▶ [Given request]: Locate every line in the material below that has the word "sistema". Copy each of those lines.
────────────────────
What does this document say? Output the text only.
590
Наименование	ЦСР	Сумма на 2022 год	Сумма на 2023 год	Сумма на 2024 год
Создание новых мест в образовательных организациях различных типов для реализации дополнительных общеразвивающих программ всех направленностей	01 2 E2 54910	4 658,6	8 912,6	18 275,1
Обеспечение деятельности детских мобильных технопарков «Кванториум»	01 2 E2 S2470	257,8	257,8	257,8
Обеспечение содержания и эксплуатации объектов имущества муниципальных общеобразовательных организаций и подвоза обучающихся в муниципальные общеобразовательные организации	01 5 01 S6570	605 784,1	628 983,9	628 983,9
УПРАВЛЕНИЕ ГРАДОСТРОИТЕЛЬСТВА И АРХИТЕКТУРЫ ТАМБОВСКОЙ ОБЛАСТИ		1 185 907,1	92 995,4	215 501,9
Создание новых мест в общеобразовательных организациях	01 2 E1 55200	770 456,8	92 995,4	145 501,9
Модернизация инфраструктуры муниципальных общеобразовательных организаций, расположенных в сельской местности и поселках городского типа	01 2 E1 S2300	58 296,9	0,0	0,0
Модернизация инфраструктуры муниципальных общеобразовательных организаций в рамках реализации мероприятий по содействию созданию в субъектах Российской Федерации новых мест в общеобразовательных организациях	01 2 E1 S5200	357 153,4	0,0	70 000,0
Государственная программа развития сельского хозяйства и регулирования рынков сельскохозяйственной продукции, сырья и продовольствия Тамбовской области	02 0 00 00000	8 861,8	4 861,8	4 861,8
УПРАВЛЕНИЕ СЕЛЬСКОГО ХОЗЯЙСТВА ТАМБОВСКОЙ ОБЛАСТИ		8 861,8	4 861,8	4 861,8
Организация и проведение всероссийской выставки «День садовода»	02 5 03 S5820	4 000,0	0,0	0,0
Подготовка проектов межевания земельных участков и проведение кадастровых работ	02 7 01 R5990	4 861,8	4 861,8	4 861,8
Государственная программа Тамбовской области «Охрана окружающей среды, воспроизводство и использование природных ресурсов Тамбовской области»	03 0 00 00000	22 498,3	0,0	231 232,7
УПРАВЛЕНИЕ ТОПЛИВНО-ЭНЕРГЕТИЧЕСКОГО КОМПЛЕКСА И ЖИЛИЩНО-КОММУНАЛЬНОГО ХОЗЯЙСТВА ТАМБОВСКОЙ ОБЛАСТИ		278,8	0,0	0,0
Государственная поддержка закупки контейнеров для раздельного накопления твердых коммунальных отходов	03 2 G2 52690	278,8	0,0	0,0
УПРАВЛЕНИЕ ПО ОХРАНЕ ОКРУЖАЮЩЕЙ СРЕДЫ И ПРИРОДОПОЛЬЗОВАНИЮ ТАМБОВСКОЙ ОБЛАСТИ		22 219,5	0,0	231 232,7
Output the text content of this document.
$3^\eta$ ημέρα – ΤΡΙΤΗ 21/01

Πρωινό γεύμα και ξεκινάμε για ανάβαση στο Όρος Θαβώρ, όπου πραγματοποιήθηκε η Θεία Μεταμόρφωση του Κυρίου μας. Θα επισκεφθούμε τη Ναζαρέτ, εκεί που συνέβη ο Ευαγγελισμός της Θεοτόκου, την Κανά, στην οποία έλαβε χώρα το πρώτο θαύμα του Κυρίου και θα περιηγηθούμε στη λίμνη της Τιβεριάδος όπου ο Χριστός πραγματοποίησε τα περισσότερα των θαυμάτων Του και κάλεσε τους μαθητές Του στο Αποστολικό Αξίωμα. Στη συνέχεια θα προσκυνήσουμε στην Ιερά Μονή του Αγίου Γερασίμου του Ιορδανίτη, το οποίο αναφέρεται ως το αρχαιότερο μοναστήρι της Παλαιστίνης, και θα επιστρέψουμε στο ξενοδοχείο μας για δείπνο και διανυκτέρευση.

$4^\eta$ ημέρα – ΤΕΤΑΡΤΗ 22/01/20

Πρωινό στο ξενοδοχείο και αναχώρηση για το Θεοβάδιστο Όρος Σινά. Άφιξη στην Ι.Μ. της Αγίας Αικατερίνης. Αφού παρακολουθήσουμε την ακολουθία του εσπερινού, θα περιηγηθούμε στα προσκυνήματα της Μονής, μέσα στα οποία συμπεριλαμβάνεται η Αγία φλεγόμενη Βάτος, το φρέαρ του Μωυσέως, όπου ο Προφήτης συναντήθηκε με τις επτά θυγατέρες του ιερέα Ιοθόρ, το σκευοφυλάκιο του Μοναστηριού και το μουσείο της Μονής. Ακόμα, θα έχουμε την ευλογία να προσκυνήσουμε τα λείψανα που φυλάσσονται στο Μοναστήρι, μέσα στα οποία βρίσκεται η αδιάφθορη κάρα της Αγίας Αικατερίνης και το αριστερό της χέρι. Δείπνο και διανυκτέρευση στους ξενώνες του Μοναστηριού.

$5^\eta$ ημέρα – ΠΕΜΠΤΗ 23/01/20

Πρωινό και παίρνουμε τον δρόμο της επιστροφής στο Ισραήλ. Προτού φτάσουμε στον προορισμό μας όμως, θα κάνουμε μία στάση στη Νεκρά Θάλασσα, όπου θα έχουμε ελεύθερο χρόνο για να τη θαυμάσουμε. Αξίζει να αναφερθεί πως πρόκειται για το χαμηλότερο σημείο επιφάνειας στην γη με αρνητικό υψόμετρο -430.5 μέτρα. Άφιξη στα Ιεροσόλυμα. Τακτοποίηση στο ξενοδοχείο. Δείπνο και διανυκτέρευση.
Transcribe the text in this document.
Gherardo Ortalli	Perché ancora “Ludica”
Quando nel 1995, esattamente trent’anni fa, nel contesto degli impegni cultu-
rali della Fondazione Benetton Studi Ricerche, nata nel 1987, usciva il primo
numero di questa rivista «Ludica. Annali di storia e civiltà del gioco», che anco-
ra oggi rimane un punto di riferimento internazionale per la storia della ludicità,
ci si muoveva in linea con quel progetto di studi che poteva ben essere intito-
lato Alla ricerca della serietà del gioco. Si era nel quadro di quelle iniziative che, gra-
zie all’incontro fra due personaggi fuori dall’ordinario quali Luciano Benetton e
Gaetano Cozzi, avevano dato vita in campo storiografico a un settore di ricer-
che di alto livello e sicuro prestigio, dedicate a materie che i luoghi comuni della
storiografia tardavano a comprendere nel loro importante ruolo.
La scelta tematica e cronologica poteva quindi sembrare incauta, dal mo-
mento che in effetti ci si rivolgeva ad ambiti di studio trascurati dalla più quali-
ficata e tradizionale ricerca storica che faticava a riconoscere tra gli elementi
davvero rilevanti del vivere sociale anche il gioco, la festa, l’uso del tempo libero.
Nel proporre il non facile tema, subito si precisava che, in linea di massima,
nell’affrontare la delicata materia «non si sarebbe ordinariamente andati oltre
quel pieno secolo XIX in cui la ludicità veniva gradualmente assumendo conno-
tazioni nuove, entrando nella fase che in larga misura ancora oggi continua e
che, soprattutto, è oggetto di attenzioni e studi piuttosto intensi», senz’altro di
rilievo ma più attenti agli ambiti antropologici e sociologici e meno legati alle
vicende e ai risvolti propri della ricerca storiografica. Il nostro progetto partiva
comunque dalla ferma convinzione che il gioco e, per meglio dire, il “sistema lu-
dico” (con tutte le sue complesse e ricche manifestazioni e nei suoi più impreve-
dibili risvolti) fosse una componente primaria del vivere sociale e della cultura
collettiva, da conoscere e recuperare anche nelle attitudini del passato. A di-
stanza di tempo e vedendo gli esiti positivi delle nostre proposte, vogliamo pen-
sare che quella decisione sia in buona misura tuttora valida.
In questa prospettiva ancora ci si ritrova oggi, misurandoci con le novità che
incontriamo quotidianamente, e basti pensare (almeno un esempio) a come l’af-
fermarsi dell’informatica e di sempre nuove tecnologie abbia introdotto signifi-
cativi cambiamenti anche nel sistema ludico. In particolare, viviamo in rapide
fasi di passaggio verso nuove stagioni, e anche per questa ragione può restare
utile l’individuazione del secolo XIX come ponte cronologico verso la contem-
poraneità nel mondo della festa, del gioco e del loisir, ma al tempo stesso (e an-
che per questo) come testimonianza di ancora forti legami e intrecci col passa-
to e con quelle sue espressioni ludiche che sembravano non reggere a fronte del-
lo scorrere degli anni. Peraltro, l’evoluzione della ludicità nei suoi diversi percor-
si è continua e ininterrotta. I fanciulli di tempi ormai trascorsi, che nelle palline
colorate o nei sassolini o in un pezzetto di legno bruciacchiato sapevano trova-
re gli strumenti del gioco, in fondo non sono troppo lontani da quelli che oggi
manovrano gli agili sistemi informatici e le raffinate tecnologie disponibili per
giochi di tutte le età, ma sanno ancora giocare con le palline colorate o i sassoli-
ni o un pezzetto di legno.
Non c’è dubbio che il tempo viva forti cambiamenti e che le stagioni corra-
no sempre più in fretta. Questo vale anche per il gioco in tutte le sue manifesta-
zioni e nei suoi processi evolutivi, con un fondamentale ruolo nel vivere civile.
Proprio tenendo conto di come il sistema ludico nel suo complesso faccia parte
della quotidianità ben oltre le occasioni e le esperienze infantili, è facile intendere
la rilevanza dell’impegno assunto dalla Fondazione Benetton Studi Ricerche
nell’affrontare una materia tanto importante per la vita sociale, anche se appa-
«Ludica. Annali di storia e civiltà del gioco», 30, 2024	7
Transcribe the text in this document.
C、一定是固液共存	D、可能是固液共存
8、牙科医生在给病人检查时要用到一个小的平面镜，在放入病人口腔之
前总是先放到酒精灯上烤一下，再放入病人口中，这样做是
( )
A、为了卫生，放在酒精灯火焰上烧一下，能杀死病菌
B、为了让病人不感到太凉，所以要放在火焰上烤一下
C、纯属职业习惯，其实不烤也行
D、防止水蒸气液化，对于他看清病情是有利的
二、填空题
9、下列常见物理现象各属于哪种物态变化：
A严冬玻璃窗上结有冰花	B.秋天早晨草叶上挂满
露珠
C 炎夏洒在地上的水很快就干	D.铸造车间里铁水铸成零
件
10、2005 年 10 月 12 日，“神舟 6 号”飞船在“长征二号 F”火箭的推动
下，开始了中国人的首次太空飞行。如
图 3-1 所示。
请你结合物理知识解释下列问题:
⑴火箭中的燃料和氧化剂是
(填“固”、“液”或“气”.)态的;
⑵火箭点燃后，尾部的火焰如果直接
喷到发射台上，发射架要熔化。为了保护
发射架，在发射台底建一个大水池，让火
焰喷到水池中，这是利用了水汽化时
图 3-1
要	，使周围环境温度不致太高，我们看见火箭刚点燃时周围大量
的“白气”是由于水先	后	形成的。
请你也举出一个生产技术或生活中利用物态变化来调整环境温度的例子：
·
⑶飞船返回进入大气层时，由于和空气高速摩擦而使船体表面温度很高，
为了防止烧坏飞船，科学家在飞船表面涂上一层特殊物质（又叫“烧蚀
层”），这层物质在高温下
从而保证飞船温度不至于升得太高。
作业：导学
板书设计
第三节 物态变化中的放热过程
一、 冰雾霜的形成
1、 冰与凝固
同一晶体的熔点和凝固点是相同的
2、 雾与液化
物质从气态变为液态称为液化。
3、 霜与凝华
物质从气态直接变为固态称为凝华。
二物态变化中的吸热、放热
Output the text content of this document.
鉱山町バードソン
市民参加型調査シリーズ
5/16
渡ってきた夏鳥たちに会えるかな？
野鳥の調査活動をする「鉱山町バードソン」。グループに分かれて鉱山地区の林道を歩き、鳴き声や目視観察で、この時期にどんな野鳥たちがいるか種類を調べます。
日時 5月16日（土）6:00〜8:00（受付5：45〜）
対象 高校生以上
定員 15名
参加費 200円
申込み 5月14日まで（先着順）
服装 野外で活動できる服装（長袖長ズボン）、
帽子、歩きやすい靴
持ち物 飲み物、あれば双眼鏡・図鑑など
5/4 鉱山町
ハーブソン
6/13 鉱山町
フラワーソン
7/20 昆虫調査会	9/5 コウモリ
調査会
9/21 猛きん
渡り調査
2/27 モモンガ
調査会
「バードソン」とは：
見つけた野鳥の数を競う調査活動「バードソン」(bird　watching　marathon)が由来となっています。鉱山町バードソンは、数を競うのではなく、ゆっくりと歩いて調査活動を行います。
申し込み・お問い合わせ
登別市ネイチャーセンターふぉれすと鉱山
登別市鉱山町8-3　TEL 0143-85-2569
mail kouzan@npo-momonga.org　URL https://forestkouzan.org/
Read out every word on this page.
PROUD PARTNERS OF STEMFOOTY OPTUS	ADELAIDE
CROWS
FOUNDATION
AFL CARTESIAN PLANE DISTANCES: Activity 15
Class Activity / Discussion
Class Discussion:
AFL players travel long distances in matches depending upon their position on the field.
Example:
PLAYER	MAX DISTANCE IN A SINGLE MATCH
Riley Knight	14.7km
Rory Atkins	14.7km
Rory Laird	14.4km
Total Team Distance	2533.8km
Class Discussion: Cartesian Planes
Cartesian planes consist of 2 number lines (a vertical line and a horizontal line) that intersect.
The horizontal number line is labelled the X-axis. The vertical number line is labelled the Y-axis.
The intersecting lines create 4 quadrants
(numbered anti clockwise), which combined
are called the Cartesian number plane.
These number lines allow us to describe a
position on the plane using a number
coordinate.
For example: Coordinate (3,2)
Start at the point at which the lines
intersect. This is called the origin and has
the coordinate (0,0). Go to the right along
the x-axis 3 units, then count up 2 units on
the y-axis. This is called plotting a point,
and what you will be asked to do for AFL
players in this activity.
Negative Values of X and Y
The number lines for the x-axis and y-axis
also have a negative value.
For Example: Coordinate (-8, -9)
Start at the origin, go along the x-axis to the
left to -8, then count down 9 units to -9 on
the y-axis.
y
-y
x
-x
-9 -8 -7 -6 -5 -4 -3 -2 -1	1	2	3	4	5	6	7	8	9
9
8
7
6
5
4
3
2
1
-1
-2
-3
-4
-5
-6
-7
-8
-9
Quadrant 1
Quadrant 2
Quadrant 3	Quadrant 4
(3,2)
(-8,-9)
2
────────────────────
▶ [Written answer]:
comunque dalla ferma convinzione che il gioco e, per meglio dire, il “sistema lu-
cativi cambiamenti anche nel sistema ludico. In particolare, viviamo in rapide
Proprio tenendo conto di come il sistema ludico nel suo complesso faccia parte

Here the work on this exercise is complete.